(Extracted records)
______________________________

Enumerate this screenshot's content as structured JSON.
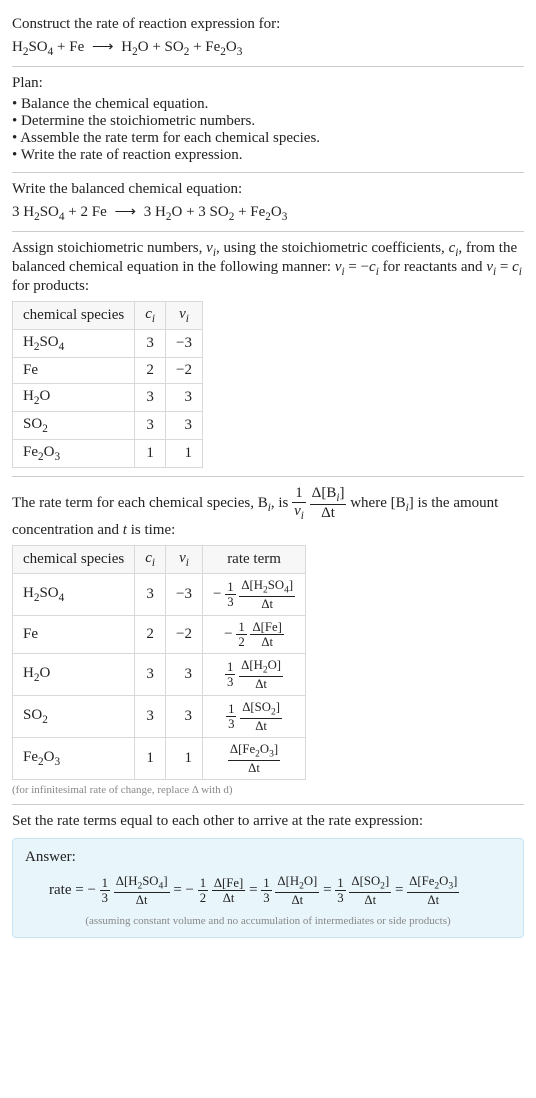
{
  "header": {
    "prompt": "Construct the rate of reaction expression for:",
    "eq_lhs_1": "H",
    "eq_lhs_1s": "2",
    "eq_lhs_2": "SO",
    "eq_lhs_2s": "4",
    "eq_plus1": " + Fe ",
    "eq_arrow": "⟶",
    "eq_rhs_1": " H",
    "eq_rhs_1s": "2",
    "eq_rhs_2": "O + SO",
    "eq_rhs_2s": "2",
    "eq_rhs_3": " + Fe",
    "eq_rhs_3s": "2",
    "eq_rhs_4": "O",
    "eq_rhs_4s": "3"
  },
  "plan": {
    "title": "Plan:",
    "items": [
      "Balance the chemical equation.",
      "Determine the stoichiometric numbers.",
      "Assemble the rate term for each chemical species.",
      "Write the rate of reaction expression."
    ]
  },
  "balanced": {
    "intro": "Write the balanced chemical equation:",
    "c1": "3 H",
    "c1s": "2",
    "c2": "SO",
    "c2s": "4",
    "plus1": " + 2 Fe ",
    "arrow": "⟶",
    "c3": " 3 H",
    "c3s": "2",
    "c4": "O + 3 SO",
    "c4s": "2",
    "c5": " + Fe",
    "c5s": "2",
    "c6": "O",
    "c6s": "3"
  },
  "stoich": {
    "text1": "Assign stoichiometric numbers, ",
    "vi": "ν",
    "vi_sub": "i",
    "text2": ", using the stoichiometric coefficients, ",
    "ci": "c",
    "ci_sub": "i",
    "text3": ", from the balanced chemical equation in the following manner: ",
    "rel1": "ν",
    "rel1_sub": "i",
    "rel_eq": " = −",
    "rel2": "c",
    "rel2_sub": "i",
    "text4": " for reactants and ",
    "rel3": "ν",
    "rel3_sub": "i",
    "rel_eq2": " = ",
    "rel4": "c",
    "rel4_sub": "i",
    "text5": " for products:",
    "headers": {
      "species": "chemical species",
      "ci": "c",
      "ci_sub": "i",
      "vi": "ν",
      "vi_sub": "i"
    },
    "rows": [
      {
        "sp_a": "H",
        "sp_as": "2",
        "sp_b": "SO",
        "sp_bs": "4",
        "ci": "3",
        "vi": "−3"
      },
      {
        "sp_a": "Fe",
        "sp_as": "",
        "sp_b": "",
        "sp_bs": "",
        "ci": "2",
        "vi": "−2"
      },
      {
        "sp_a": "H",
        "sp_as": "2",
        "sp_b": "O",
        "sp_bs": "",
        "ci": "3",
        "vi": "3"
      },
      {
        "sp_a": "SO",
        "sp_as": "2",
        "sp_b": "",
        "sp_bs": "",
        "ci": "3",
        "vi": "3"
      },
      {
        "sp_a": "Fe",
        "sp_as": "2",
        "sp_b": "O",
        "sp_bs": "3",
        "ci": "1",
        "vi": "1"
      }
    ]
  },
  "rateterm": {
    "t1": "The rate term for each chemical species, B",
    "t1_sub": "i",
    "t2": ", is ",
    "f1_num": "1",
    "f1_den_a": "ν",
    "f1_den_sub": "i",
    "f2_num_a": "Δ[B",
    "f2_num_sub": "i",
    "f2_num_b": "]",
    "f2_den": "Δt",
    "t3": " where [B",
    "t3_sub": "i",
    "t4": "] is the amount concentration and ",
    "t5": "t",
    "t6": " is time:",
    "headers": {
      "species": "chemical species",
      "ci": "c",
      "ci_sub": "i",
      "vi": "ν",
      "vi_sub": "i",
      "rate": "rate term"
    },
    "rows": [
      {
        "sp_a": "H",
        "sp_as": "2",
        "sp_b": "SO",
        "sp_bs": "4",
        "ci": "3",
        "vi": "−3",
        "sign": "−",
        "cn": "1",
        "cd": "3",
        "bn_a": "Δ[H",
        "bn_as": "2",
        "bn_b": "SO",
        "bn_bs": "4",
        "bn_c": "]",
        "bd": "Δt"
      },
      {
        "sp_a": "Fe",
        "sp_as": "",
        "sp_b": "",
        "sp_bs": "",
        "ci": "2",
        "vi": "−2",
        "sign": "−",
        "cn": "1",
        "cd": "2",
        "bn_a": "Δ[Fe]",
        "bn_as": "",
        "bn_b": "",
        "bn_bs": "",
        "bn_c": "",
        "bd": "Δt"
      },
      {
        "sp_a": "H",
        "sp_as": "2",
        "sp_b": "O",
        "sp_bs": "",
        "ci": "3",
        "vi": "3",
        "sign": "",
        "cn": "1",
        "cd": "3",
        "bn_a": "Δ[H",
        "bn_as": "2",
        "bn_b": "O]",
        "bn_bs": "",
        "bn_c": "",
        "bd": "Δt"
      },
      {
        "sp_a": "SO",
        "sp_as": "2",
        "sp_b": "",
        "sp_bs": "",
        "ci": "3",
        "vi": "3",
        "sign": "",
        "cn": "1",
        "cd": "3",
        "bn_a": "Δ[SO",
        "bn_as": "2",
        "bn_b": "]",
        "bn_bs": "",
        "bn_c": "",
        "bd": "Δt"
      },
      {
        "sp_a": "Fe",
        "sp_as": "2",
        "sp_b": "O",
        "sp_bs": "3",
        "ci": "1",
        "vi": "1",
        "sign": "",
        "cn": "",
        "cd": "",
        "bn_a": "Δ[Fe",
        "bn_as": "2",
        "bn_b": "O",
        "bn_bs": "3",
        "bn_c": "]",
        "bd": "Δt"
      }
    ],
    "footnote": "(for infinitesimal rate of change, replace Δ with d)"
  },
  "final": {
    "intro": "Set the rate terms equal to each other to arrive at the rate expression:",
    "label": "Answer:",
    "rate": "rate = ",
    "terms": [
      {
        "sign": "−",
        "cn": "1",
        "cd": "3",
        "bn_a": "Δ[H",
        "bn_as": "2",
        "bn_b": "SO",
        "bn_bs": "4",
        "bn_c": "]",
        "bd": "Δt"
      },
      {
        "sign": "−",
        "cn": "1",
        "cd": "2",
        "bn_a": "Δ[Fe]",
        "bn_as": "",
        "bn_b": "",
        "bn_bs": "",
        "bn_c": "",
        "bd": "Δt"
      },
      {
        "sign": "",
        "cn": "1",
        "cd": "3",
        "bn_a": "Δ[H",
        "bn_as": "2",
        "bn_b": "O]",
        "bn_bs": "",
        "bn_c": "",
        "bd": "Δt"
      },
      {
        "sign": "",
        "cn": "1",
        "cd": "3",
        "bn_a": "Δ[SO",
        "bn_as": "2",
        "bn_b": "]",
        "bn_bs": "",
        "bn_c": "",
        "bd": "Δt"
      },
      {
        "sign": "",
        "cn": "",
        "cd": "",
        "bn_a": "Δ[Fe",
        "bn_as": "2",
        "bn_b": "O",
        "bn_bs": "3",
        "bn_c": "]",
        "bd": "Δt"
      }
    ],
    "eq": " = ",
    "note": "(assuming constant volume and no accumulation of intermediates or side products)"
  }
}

______________________________

» **Your goal**
Go through the material and copy out every line with "terms" in it.

» **Reply to the task**
    "intro": "Set the rate terms equal to each other to arrive at the rate expression:",
    "terms": [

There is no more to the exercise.